--- Task statement ---
Print out each record below, unaltered and complete, without its images.

--- Material for this task ---

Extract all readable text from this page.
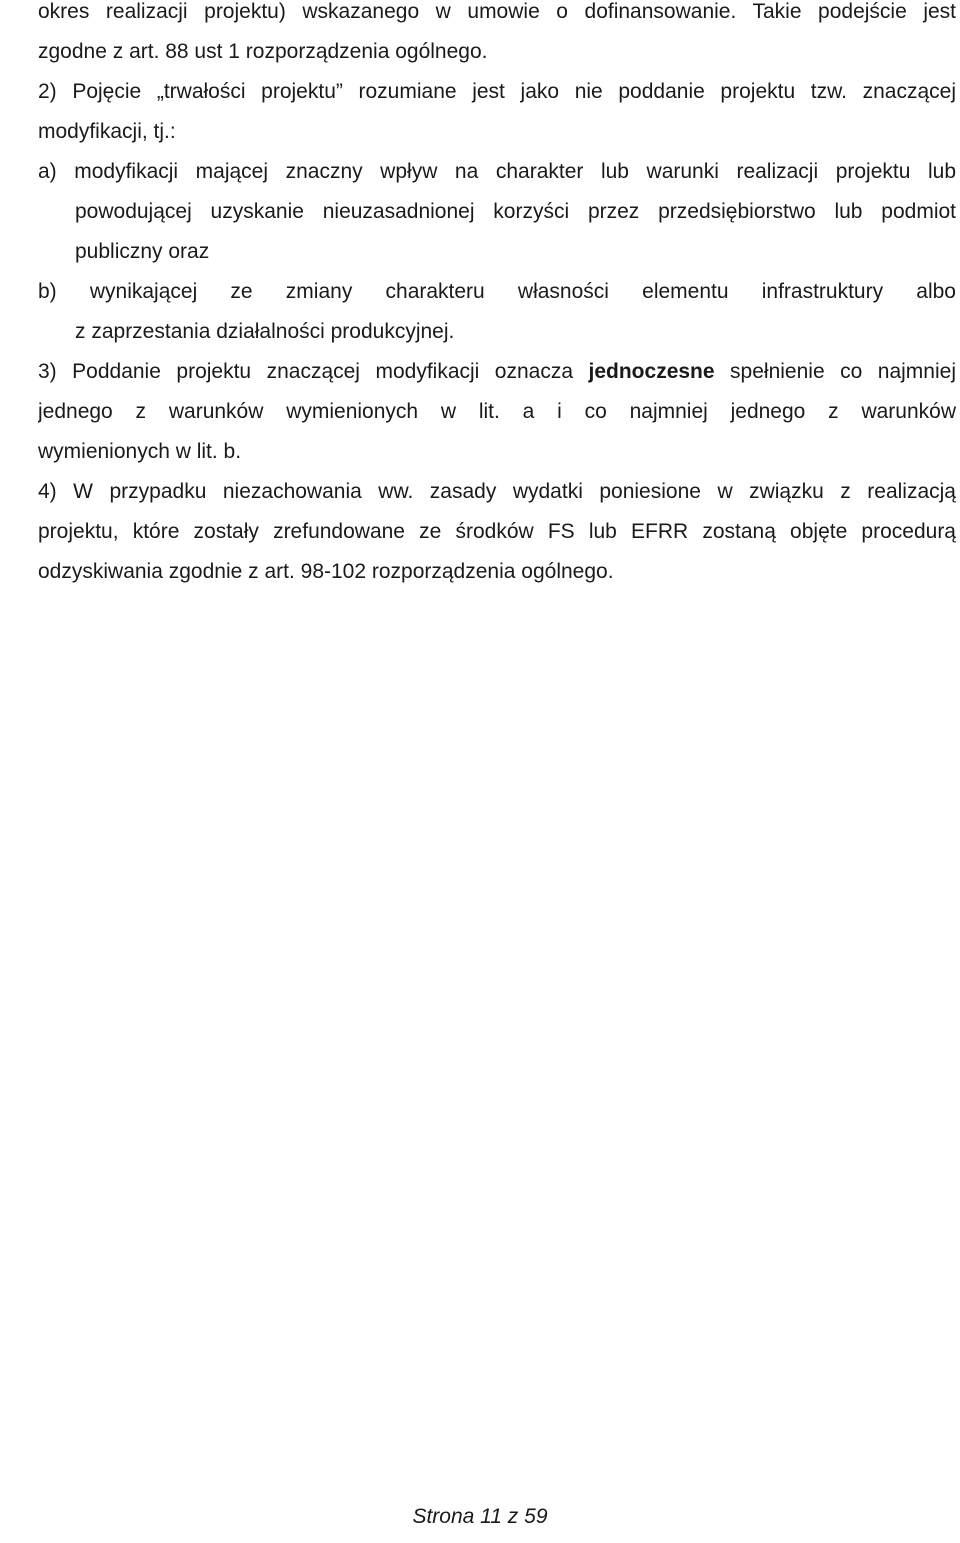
okres realizacji projektu) wskazanego w umowie o dofinansowanie. Takie podejście jest
zgodne z art. 88 ust 1 rozporządzenia ogólnego.
2) Pojęcie „trwałości projektu” rozumiane jest jako nie poddanie projektu tzw. znaczącej
modyfikacji, tj.:
a) modyfikacji mającej znaczny wpływ na charakter lub warunki realizacji projektu lub
powodującej uzyskanie nieuzasadnionej korzyści przez przedsiębiorstwo lub podmiot
publiczny oraz
b) wynikającej ze zmiany charakteru własności elementu infrastruktury albo
z zaprzestania działalności produkcyjnej.
3) Poddanie projektu znaczącej modyfikacji oznacza jednoczesne spełnienie co najmniej
jednego z warunków wymienionych w lit. a i co najmniej jednego z warunków
wymienionych w lit. b.
4) W przypadku niezachowania ww. zasady wydatki poniesione w związku z realizacją
projektu, które zostały zrefundowane ze środków FS lub EFRR zostaną objęte procedurą
odzyskiwania zgodnie z art. 98-102 rozporządzenia ogólnego.
Strona 11 z 59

--- Exercise solution ---
Extract all readable text from this page.
okres realizacji projektu) wskazanego w umowie o dofinansowanie. Takie podejście jest
zgodne z art. 88 ust 1 rozporządzenia ogólnego.
2) Pojęcie „trwałości projektu” rozumiane jest jako nie poddanie projektu tzw. znaczącej
modyfikacji, tj.:
a) modyfikacji mającej znaczny wpływ na charakter lub warunki realizacji projektu lub
powodującej uzyskanie nieuzasadnionej korzyści przez przedsiębiorstwo lub podmiot
publiczny oraz
b) wynikającej ze zmiany charakteru własności elementu infrastruktury albo
z zaprzestania działalności produkcyjnej.
3) Poddanie projektu znaczącej modyfikacji oznacza jednoczesne spełnienie co najmniej
jednego z warunków wymienionych w lit. a i co najmniej jednego z warunków
wymienionych w lit. b.
4) W przypadku niezachowania ww. zasady wydatki poniesione w związku z realizacją
projektu, które zostały zrefundowane ze środków FS lub EFRR zostaną objęte procedurą
odzyskiwania zgodnie z art. 98-102 rozporządzenia ogólnego.
Strona 11 z 59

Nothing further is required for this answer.